§ Stated task:
Quote every line of the items below exactly as they appear, covering all of them from start to finish, and leave the pictures out of your answer.

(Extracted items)
----------------------------------------

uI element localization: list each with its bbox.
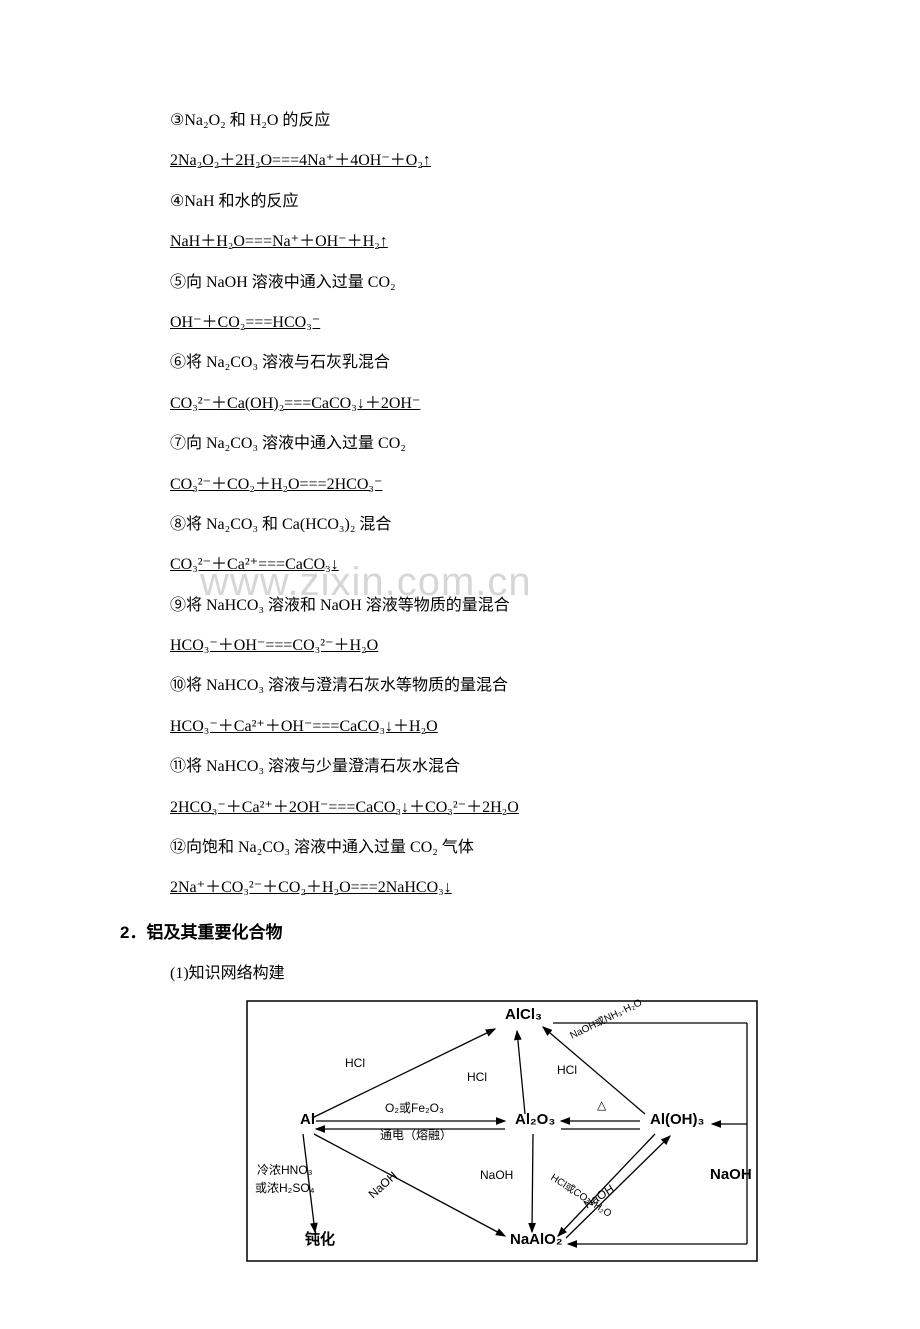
reaction-label: ⑩将 NaHCO₃ 溶液与澄清石灰水等物质的量混合	[170, 675, 840, 697]
svg-text:HCl: HCl	[345, 1056, 365, 1070]
reaction-equation: 2HCO₃⁻＋Ca²⁺＋2OH⁻===CaCO₃↓＋CO₃²⁻＋2H₂O	[170, 797, 840, 819]
reaction-equation: HCO₃⁻＋Ca²⁺＋OH⁻===CaCO₃↓＋H₂O	[170, 716, 840, 738]
svg-text:或浓H₂SO₄: 或浓H₂SO₄	[255, 1181, 315, 1195]
reaction-equation: CO₃²⁻＋Ca²⁺===CaCO₃↓	[170, 554, 840, 576]
reaction-label: ③Na₂O₂ 和 H₂O 的反应	[170, 110, 840, 132]
reaction-label: ⑪将 NaHCO₃ 溶液与少量澄清石灰水混合	[170, 756, 840, 778]
svg-text:钝化: 钝化	[305, 1230, 335, 1248]
aluminum-diagram: AlCl₃ Al Al₂O₃ Al(OH)₃ NaAlO₂ 钝化 NaOH HCl HCl HCl…	[245, 999, 765, 1264]
reaction-equation: NaH＋H₂O===Na⁺＋OH⁻＋H₂↑	[170, 231, 840, 253]
svg-text:O₂或Fe₂O₃: O₂或Fe₂O₃	[385, 1101, 444, 1115]
svg-text:NaOH或NH₃·H₂O: NaOH或NH₃·H₂O	[568, 999, 644, 1042]
reaction-label: ⑨将 NaHCO₃ 溶液和 NaOH 溶液等物质的量混合	[170, 595, 840, 617]
svg-text:通电（熔融）: 通电（熔融）	[380, 1127, 452, 1142]
svg-text:NaOH: NaOH	[366, 1168, 400, 1201]
svg-text:NaOH: NaOH	[710, 1166, 752, 1183]
reaction-label: ⑤向 NaOH 溶液中通入过量 CO₂	[170, 272, 840, 294]
svg-text:NaOH: NaOH	[480, 1168, 513, 1182]
reaction-equation: 2Na⁺＋CO₃²⁻＋CO₂＋H₂O===2NaHCO₃↓	[170, 877, 840, 899]
reaction-equation: 2Na₂O₂＋2H₂O===4Na⁺＋4OH⁻＋O₂↑	[170, 150, 840, 172]
content: ③Na₂O₂ 和 H₂O 的反应 2Na₂O₂＋2H₂O===4Na⁺＋4OH⁻＋…	[170, 110, 840, 1269]
reaction-equation: OH⁻＋CO₂===HCO₃⁻	[170, 312, 840, 334]
reaction-equation: CO₃²⁻＋Ca(OH)₂===CaCO₃↓＋2OH⁻	[170, 393, 840, 415]
reaction-label: ⑫向饱和 Na₂CO₃ 溶液中通入过量 CO₂ 气体	[170, 837, 840, 859]
svg-text:HCl: HCl	[557, 1063, 577, 1077]
svg-text:Al(OH)₃: Al(OH)₃	[650, 1111, 704, 1128]
svg-text:HCl: HCl	[467, 1070, 487, 1084]
svg-text:AlCl₃: AlCl₃	[505, 1006, 542, 1023]
reaction-equation: HCO₃⁻＋OH⁻===CO₃²⁻＋H₂O	[170, 635, 840, 657]
svg-text:Al₂O₃: Al₂O₃	[515, 1111, 555, 1128]
reaction-label: ⑧将 Na₂CO₃ 和 Ca(HCO₃)₂ 混合	[170, 514, 840, 536]
reaction-equation: CO₃²⁻＋CO₂＋H₂O===2HCO₃⁻	[170, 474, 840, 496]
section-2-sub: (1)知识网络构建	[170, 959, 840, 983]
svg-text:△: △	[597, 1098, 607, 1112]
svg-text:冷浓HNO₃: 冷浓HNO₃	[257, 1163, 313, 1177]
svg-text:Al: Al	[300, 1111, 315, 1128]
reaction-label: ④NaH 和水的反应	[170, 191, 840, 213]
reaction-label: ⑦向 Na₂CO₃ 溶液中通入过量 CO₂	[170, 433, 840, 455]
section-2-header: 2．铝及其重要化合物	[120, 918, 840, 943]
svg-text:NaAlO₂: NaAlO₂	[510, 1231, 563, 1248]
reaction-label: ⑥将 Na₂CO₃ 溶液与石灰乳混合	[170, 352, 840, 374]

----------------------------------------

§ Answer in full:
uI element localization: list each with its bbox.
reaction-label: ⑩将 NaHCO₃ 溶液与澄清石灰水等物质的量混合	[170, 675, 840, 697]
svg-text:HCl: HCl	[345, 1056, 365, 1070]
reaction-equation: 2HCO₃⁻＋Ca²⁺＋2OH⁻===CaCO₃↓＋CO₃²⁻＋2H₂O	[170, 797, 840, 819]
reaction-equation: HCO₃⁻＋Ca²⁺＋OH⁻===CaCO₃↓＋H₂O	[170, 716, 840, 738]
svg-text:或浓H₂SO₄: 或浓H₂SO₄	[255, 1181, 315, 1195]
reaction-equation: CO₃²⁻＋Ca²⁺===CaCO₃↓	[170, 554, 840, 576]
reaction-label: ③Na₂O₂ 和 H₂O 的反应	[170, 110, 840, 132]
reaction-label: ⑪将 NaHCO₃ 溶液与少量澄清石灰水混合	[170, 756, 840, 778]
svg-text:钝化: 钝化	[305, 1230, 335, 1248]
aluminum-diagram: AlCl₃ Al Al₂O₃ Al(OH)₃ NaAlO₂ 钝化 NaOH HCl HCl HCl…	[245, 999, 765, 1264]
reaction-equation: NaH＋H₂O===Na⁺＋OH⁻＋H₂↑	[170, 231, 840, 253]
svg-text:O₂或Fe₂O₃: O₂或Fe₂O₃	[385, 1101, 444, 1115]
svg-text:NaOH或NH₃·H₂O: NaOH或NH₃·H₂O	[568, 999, 644, 1042]
reaction-label: ⑨将 NaHCO₃ 溶液和 NaOH 溶液等物质的量混合	[170, 595, 840, 617]
svg-text:通电（熔融）: 通电（熔融）	[380, 1127, 452, 1142]
svg-text:NaOH: NaOH	[366, 1168, 400, 1201]
svg-text:NaOH: NaOH	[710, 1166, 752, 1183]
reaction-label: ⑤向 NaOH 溶液中通入过量 CO₂	[170, 272, 840, 294]
svg-text:NaOH: NaOH	[480, 1168, 513, 1182]
reaction-equation: 2Na⁺＋CO₃²⁻＋CO₂＋H₂O===2NaHCO₃↓	[170, 877, 840, 899]
reaction-equation: 2Na₂O₂＋2H₂O===4Na⁺＋4OH⁻＋O₂↑	[170, 150, 840, 172]
content: ③Na₂O₂ 和 H₂O 的反应 2Na₂O₂＋2H₂O===4Na⁺＋4OH⁻＋…	[170, 110, 840, 1269]
reaction-equation: OH⁻＋CO₂===HCO₃⁻	[170, 312, 840, 334]
reaction-equation: CO₃²⁻＋Ca(OH)₂===CaCO₃↓＋2OH⁻	[170, 393, 840, 415]
reaction-label: ⑫向饱和 Na₂CO₃ 溶液中通入过量 CO₂ 气体	[170, 837, 840, 859]
svg-text:HCl: HCl	[557, 1063, 577, 1077]
svg-text:Al(OH)₃: Al(OH)₃	[650, 1111, 704, 1128]
svg-text:HCl: HCl	[467, 1070, 487, 1084]
svg-text:AlCl₃: AlCl₃	[505, 1006, 542, 1023]
reaction-equation: HCO₃⁻＋OH⁻===CO₃²⁻＋H₂O	[170, 635, 840, 657]
svg-text:Al₂O₃: Al₂O₃	[515, 1111, 555, 1128]
reaction-label: ⑧将 Na₂CO₃ 和 Ca(HCO₃)₂ 混合	[170, 514, 840, 536]
reaction-equation: CO₃²⁻＋CO₂＋H₂O===2HCO₃⁻	[170, 474, 840, 496]
section-2-sub: (1)知识网络构建	[170, 959, 840, 983]
svg-text:△: △	[597, 1098, 607, 1112]
svg-text:冷浓HNO₃: 冷浓HNO₃	[257, 1163, 313, 1177]
svg-text:Al: Al	[300, 1111, 315, 1128]
reaction-label: ④NaH 和水的反应	[170, 191, 840, 213]
reaction-label: ⑦向 Na₂CO₃ 溶液中通入过量 CO₂	[170, 433, 840, 455]
section-2-header: 2．铝及其重要化合物	[120, 918, 840, 943]
svg-text:NaAlO₂: NaAlO₂	[510, 1231, 563, 1248]
reaction-label: ⑥将 Na₂CO₃ 溶液与石灰乳混合	[170, 352, 840, 374]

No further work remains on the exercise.